Dataset rows:

◇ ◇ ◇

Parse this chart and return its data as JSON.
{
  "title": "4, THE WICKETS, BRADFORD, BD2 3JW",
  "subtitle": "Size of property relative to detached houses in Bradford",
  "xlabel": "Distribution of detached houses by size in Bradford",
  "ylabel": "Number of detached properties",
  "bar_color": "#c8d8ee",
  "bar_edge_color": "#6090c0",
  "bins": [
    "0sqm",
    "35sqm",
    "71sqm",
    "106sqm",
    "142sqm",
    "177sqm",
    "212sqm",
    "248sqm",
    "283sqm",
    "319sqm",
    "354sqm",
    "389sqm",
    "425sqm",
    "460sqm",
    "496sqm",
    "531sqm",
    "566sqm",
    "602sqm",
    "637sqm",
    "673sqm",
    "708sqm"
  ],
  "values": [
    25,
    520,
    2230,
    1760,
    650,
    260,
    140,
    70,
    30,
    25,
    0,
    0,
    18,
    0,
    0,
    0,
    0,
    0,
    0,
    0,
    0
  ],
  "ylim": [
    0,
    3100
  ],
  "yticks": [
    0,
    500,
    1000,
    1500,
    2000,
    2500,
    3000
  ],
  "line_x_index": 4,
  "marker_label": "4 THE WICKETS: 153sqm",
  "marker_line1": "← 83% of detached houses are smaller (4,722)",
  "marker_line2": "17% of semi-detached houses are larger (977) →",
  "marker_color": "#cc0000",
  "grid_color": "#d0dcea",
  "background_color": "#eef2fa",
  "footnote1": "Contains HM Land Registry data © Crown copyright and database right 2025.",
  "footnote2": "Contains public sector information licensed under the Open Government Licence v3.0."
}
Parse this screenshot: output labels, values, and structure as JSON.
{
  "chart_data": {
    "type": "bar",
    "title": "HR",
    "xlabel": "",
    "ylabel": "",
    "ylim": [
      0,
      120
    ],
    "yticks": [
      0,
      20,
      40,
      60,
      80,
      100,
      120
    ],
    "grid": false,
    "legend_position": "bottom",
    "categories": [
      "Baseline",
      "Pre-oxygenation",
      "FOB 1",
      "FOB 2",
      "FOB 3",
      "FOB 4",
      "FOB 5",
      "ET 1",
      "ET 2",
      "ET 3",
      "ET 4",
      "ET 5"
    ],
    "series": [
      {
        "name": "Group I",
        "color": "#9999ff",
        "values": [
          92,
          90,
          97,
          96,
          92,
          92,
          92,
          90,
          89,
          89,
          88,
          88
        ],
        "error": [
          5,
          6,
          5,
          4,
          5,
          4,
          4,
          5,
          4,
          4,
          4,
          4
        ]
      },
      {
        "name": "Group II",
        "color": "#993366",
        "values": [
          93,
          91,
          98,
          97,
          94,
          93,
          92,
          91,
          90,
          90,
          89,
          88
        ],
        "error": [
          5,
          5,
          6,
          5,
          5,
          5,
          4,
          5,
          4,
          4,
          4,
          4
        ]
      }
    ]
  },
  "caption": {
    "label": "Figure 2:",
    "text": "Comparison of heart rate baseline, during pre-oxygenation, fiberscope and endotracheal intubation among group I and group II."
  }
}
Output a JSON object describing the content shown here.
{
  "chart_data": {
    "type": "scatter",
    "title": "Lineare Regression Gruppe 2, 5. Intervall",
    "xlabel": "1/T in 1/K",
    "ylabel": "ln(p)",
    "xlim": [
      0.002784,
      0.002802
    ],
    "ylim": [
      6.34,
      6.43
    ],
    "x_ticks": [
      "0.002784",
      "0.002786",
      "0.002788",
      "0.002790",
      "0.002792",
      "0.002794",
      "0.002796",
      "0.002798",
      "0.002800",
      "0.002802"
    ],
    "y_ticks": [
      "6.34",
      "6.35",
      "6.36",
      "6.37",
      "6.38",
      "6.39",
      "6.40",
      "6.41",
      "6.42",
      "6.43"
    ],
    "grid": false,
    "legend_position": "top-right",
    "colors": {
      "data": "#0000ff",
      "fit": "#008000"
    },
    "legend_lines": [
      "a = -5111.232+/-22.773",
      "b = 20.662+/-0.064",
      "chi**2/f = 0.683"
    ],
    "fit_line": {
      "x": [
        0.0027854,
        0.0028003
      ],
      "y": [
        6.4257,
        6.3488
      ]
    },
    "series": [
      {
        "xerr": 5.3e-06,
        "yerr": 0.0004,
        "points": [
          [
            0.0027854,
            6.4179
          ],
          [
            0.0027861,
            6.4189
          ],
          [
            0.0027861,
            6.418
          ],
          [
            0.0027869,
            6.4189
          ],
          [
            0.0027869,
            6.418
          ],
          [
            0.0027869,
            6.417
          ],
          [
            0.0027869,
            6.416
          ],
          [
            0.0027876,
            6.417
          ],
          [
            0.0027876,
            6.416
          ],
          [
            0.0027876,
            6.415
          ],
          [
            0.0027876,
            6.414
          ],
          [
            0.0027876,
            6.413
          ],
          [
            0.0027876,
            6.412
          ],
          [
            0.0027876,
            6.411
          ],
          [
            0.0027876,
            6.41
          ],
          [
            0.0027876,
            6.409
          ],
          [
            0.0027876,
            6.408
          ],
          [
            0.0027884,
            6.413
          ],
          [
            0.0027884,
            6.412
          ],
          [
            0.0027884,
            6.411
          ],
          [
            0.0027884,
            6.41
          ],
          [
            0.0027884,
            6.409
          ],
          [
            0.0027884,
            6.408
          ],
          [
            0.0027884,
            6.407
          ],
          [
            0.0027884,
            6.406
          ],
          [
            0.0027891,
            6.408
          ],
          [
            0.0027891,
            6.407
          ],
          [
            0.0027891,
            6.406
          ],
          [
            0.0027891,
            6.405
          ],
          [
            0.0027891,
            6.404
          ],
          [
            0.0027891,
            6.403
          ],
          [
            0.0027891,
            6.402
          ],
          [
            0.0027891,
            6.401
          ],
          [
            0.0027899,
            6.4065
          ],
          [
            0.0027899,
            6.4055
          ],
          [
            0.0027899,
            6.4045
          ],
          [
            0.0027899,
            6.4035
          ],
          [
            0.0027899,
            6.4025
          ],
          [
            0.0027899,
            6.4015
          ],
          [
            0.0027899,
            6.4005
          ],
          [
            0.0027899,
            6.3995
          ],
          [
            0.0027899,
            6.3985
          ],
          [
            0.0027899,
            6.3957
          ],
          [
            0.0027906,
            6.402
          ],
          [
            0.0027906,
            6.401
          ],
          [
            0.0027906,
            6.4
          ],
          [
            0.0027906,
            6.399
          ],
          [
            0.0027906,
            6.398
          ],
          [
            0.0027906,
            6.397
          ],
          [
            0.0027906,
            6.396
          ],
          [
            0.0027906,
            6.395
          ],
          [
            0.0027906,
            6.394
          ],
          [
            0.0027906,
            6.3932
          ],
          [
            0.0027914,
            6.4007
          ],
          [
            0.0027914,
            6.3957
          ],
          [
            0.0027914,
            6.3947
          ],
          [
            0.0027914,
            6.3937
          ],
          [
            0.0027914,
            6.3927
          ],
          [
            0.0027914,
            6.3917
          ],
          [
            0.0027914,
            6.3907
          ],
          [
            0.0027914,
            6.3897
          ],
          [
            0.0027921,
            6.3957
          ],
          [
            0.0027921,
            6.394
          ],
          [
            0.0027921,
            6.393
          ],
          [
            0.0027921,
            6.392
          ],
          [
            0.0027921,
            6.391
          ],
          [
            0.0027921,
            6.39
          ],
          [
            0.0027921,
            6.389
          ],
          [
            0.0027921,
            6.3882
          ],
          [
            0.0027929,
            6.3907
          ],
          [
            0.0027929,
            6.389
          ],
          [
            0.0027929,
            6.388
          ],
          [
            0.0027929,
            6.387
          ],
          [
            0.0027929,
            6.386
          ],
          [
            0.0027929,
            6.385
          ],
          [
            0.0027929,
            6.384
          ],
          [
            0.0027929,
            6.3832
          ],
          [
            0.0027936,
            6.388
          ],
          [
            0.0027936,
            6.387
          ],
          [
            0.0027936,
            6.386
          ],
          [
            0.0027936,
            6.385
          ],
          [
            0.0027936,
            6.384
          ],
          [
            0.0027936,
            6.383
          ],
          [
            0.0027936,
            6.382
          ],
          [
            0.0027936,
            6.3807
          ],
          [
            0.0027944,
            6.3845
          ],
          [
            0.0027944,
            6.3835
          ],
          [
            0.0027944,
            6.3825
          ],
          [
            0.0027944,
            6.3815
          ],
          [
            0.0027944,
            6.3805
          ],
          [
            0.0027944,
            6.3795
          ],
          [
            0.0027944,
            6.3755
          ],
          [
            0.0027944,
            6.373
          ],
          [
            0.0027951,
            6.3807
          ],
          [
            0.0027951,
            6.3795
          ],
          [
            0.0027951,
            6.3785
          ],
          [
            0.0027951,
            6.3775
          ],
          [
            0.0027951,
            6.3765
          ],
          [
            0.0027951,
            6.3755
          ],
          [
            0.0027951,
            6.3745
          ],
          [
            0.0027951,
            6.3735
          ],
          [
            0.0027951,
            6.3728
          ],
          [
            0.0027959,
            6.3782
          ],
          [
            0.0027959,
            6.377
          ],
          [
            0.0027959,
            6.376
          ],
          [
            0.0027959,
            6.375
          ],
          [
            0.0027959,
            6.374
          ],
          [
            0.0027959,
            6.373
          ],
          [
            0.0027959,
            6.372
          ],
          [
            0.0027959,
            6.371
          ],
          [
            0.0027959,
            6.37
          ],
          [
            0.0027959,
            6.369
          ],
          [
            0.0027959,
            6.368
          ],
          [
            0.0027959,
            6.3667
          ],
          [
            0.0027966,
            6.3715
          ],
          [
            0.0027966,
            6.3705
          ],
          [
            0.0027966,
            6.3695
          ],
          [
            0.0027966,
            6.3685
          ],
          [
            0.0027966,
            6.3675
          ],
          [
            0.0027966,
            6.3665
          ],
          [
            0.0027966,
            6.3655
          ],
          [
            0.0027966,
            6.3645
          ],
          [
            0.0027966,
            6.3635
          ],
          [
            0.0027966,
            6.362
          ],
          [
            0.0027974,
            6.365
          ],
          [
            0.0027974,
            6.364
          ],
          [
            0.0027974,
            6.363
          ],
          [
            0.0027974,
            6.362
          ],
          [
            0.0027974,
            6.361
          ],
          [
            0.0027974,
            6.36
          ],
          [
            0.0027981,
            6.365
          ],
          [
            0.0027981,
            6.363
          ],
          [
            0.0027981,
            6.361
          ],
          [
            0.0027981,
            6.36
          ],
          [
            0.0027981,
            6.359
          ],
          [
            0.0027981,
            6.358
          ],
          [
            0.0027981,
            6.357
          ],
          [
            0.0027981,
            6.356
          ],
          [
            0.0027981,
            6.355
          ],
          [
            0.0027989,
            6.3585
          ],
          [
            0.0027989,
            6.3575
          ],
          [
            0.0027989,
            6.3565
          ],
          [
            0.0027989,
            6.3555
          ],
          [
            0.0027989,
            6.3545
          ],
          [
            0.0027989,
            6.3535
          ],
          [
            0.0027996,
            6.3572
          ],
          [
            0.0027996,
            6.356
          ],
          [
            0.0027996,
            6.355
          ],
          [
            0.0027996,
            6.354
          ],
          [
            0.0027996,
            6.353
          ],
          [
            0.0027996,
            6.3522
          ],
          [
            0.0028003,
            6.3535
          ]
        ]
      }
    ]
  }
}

◇ ◇ ◇

Directions: Scan the records above for the string "houses", then select every line that holds it.

Written solution:
  "subtitle": "Size of property relative to detached houses in Bradford",
  "xlabel": "Distribution of detached houses by size in Bradford",
  "marker_line1": "← 83% of detached houses are smaller (4,722)",
  "marker_line2": "17% of semi-detached houses are larger (977) →",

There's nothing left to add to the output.